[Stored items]
════
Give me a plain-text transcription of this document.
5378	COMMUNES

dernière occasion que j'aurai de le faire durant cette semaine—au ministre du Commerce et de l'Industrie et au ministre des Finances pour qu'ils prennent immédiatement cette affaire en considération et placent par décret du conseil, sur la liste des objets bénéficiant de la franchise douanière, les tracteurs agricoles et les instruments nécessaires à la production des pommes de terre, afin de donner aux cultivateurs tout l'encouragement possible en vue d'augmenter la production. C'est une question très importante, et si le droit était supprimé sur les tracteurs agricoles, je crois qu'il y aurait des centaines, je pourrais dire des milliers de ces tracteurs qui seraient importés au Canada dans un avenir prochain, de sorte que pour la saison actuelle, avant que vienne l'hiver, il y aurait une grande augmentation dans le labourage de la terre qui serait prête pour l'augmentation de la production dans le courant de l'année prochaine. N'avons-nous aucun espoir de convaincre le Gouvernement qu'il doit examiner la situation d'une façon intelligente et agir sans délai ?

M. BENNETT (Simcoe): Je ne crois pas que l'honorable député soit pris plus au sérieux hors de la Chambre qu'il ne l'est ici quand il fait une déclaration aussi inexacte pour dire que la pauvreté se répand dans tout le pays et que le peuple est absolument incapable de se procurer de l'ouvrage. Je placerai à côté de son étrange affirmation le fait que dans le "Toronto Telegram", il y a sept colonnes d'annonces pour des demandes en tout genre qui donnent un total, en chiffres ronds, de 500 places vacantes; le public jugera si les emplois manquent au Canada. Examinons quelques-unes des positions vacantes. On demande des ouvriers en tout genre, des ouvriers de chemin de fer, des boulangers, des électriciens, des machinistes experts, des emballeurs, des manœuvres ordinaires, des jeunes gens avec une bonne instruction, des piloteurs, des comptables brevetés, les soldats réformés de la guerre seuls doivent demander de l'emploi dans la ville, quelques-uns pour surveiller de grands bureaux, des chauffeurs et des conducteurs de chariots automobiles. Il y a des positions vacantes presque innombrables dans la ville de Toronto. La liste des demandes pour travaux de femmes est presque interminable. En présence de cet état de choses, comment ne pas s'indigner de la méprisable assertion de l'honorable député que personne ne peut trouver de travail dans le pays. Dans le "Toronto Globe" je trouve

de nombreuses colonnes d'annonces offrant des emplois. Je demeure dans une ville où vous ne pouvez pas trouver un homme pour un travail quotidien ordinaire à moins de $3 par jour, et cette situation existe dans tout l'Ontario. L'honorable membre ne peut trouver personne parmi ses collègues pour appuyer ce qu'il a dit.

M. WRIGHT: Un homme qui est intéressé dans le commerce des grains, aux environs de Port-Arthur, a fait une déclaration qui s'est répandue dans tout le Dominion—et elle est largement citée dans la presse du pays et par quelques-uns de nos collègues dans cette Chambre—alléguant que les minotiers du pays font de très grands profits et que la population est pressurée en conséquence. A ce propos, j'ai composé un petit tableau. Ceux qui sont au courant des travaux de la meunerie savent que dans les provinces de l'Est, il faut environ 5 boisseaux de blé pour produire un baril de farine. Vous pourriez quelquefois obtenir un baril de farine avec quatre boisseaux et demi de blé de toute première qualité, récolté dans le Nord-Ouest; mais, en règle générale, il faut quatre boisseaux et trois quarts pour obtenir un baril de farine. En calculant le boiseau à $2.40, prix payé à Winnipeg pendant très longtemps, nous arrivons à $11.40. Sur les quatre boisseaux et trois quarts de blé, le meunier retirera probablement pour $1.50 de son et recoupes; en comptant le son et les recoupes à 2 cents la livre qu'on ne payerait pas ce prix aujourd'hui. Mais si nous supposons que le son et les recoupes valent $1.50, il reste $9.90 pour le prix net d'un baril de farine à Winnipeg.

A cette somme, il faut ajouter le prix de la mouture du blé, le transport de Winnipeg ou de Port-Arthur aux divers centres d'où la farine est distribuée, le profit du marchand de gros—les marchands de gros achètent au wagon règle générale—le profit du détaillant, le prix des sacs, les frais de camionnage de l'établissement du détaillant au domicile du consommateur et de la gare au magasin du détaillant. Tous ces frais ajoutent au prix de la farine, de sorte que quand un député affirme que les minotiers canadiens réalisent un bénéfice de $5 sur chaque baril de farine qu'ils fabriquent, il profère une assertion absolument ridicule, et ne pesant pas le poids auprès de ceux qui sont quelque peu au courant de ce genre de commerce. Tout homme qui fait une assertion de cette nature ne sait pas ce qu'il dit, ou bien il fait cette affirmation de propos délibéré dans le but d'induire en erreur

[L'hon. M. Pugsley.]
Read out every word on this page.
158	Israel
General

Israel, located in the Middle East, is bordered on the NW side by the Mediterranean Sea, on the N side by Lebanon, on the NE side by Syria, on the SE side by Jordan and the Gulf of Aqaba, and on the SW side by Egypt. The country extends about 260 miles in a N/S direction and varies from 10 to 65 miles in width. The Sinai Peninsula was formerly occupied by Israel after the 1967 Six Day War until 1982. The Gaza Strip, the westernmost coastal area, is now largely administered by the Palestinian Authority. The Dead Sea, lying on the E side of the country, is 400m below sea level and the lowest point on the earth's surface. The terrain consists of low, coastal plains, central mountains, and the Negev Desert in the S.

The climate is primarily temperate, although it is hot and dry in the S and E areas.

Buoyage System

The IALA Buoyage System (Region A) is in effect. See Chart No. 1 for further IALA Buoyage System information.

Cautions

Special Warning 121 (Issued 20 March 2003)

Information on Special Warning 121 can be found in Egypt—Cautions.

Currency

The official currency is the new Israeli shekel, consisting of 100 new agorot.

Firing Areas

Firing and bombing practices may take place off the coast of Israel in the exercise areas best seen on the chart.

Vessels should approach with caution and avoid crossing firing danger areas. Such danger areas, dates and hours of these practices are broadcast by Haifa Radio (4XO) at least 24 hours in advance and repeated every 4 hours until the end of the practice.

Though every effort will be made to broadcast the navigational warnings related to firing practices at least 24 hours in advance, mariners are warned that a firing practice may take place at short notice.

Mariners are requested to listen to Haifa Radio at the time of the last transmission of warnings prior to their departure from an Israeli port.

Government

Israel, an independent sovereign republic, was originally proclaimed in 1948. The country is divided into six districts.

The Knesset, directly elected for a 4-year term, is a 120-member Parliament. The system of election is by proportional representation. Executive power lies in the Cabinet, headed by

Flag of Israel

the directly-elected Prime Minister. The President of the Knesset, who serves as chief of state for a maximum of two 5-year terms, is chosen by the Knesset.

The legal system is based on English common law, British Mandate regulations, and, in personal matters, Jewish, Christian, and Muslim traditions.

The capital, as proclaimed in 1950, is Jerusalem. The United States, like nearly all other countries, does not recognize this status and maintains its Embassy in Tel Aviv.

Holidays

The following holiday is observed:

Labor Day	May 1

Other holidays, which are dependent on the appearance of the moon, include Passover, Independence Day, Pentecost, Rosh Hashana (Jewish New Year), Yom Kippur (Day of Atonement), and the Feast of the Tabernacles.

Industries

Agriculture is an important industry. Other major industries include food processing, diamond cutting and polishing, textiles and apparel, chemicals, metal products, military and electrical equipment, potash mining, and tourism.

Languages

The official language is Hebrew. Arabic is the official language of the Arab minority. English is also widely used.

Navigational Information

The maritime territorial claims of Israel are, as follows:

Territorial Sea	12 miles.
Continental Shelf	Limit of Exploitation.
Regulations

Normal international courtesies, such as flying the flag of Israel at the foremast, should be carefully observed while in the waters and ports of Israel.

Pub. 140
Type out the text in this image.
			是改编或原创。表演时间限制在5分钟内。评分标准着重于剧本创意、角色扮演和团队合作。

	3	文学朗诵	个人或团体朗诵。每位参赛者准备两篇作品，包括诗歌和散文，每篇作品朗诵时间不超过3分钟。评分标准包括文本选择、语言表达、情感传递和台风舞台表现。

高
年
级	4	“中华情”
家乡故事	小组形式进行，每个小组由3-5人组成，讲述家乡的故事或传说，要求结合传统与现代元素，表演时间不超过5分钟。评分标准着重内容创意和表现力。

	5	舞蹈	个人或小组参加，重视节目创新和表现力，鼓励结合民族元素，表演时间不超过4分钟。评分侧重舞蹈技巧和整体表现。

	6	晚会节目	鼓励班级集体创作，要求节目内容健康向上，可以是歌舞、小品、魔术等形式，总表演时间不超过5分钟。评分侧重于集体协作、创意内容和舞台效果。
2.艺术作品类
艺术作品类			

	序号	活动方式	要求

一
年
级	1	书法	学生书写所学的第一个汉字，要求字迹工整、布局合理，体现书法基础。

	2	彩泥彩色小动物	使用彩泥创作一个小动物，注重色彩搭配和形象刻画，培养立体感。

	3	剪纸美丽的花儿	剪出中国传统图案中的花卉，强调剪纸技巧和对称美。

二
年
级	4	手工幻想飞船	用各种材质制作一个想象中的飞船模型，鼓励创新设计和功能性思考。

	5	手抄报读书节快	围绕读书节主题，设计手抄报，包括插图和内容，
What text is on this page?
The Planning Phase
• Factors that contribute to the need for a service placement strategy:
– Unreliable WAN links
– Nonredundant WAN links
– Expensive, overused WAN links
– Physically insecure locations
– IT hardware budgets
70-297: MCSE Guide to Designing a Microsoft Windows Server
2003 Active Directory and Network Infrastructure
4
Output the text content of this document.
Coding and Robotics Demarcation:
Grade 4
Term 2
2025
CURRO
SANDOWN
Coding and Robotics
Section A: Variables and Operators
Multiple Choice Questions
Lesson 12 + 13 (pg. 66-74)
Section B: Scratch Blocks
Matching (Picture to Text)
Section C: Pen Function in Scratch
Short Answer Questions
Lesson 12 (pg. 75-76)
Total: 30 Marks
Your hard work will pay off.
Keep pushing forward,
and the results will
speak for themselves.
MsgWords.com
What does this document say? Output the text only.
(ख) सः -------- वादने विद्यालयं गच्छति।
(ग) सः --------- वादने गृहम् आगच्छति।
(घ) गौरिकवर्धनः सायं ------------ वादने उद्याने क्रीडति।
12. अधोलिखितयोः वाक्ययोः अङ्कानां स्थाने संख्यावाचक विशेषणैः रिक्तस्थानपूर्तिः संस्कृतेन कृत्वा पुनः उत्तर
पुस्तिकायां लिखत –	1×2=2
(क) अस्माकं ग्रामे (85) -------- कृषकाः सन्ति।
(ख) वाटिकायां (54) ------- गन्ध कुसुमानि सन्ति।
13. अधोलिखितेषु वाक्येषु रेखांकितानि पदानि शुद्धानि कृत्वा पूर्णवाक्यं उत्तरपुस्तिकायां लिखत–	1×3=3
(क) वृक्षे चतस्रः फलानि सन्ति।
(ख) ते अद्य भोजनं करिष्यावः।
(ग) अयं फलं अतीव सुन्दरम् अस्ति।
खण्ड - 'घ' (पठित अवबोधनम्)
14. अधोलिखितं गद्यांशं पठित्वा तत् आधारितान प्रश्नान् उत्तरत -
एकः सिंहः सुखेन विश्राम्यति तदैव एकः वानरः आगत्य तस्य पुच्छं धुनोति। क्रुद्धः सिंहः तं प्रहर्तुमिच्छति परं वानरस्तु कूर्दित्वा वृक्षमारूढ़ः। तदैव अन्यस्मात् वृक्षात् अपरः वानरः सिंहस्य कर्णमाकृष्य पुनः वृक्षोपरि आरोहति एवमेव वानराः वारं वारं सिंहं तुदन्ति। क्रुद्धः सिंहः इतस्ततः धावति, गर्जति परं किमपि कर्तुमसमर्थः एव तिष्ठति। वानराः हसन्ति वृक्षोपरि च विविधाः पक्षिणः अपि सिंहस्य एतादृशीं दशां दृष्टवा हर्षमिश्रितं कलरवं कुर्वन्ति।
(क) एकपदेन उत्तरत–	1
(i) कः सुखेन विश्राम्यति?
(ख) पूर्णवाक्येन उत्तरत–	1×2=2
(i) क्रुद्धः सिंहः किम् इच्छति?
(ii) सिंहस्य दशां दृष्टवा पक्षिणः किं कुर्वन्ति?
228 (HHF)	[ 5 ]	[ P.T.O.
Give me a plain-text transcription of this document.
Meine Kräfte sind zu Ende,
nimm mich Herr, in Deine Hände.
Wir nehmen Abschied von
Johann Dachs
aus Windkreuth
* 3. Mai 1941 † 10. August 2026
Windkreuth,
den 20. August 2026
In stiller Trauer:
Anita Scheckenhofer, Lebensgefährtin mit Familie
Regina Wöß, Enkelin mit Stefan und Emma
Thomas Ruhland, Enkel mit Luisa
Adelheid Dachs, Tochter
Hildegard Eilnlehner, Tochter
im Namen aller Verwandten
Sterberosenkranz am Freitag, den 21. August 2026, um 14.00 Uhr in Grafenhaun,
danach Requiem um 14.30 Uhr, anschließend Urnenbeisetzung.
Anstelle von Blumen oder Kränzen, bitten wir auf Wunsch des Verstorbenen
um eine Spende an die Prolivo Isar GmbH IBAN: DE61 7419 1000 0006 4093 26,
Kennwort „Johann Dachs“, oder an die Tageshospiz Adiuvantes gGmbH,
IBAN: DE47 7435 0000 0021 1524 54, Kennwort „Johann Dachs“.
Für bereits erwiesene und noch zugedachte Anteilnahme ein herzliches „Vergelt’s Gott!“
════
Problem to work on:
Supply the count of lines in the entries that contain the word "IBAN", and nothing besides.

Finished task:
2